- [TASK DESCRIPTION]:
How many lines hold the string "nMannerheimintiellä"? Reply with the number alone.

- [DATA ENTRIES]:
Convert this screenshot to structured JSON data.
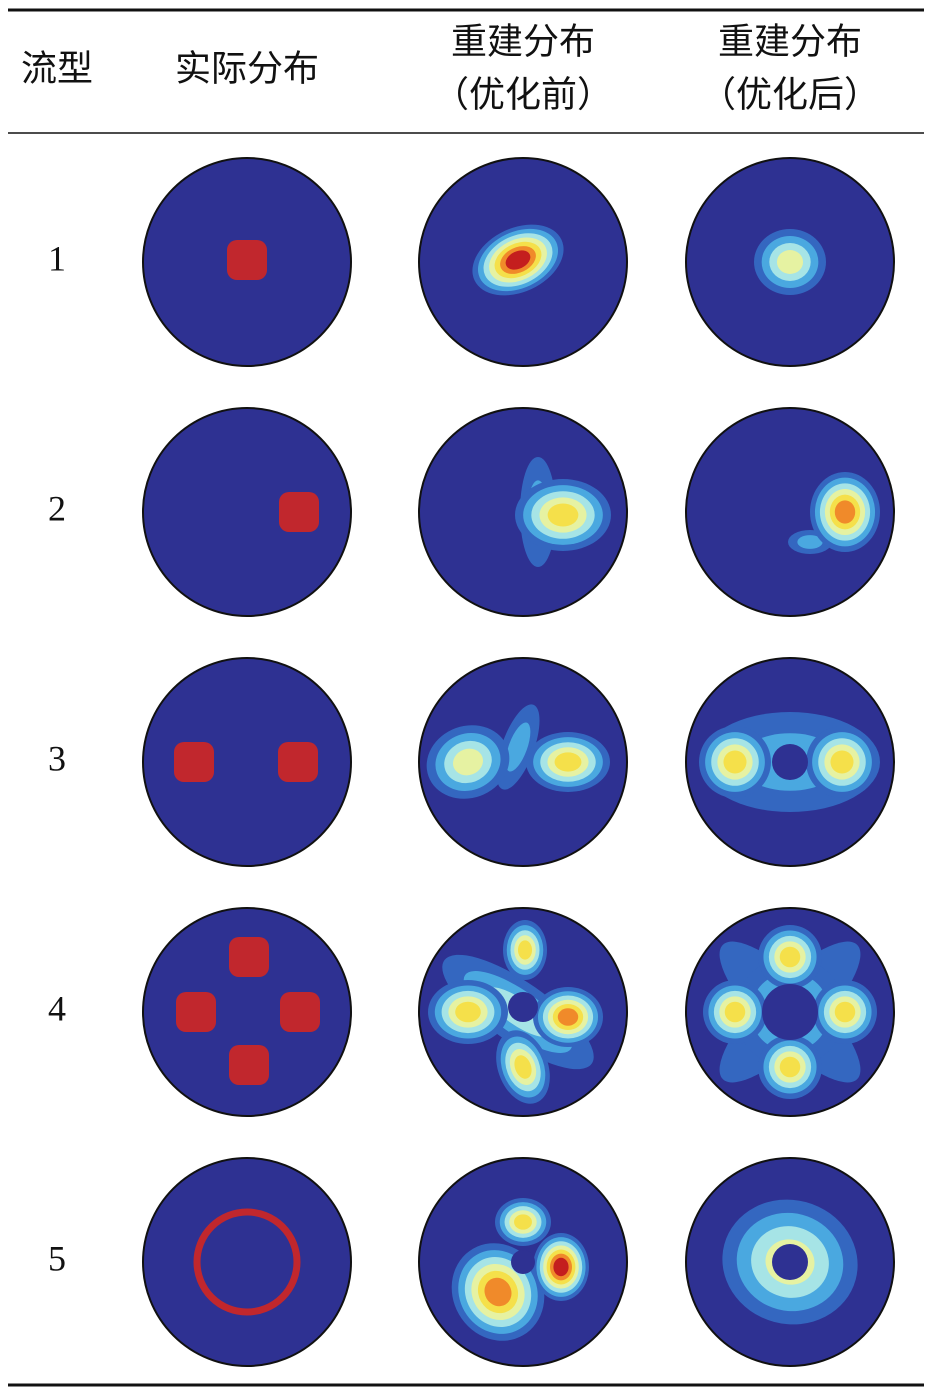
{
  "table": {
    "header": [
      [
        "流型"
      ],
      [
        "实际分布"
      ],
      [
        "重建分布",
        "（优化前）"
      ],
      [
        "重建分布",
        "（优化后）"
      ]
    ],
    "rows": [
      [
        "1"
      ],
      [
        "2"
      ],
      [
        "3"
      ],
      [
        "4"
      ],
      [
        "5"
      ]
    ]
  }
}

==

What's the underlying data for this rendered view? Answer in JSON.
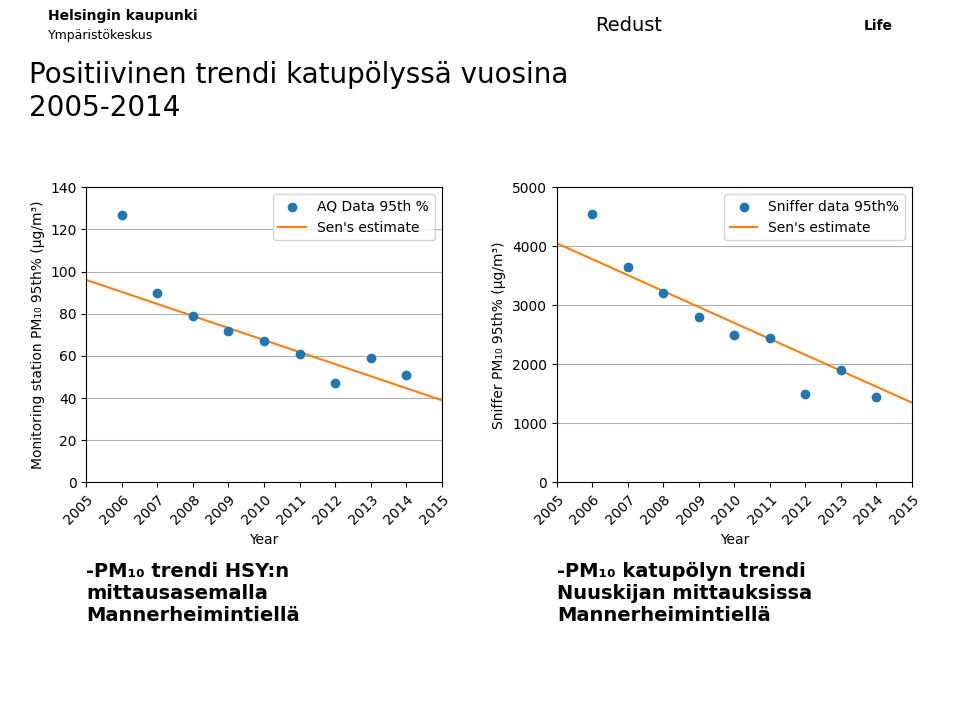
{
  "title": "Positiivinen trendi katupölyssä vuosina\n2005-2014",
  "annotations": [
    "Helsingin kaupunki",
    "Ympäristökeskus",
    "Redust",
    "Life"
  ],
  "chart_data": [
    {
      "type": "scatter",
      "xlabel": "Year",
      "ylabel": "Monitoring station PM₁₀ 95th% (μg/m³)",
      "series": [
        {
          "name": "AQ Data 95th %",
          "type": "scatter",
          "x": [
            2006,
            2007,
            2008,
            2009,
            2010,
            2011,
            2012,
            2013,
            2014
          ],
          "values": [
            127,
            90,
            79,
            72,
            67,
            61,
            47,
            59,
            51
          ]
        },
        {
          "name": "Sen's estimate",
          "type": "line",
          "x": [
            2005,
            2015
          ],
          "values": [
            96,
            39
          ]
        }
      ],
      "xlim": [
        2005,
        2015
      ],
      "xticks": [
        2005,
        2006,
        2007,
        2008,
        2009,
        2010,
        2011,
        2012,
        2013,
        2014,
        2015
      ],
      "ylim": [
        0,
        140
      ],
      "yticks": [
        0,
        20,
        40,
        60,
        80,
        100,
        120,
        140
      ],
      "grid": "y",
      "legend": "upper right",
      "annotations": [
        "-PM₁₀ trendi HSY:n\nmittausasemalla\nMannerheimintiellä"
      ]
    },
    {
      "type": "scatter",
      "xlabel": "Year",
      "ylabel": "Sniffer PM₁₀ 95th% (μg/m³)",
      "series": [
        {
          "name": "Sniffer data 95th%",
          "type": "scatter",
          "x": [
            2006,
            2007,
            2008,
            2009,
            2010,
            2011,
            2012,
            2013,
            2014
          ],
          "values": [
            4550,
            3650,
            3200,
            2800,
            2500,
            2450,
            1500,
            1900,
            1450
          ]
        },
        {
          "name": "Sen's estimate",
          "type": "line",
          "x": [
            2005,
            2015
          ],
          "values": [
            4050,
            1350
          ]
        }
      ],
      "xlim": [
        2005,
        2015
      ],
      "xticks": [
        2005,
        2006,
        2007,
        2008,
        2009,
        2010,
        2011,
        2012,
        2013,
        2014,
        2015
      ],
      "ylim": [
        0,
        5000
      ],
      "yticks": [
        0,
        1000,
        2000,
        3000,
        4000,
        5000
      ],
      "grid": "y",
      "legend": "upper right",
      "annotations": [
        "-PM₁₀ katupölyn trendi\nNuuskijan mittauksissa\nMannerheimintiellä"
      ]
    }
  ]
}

- [RESPONSE FOR THIS EXERCISE]:
2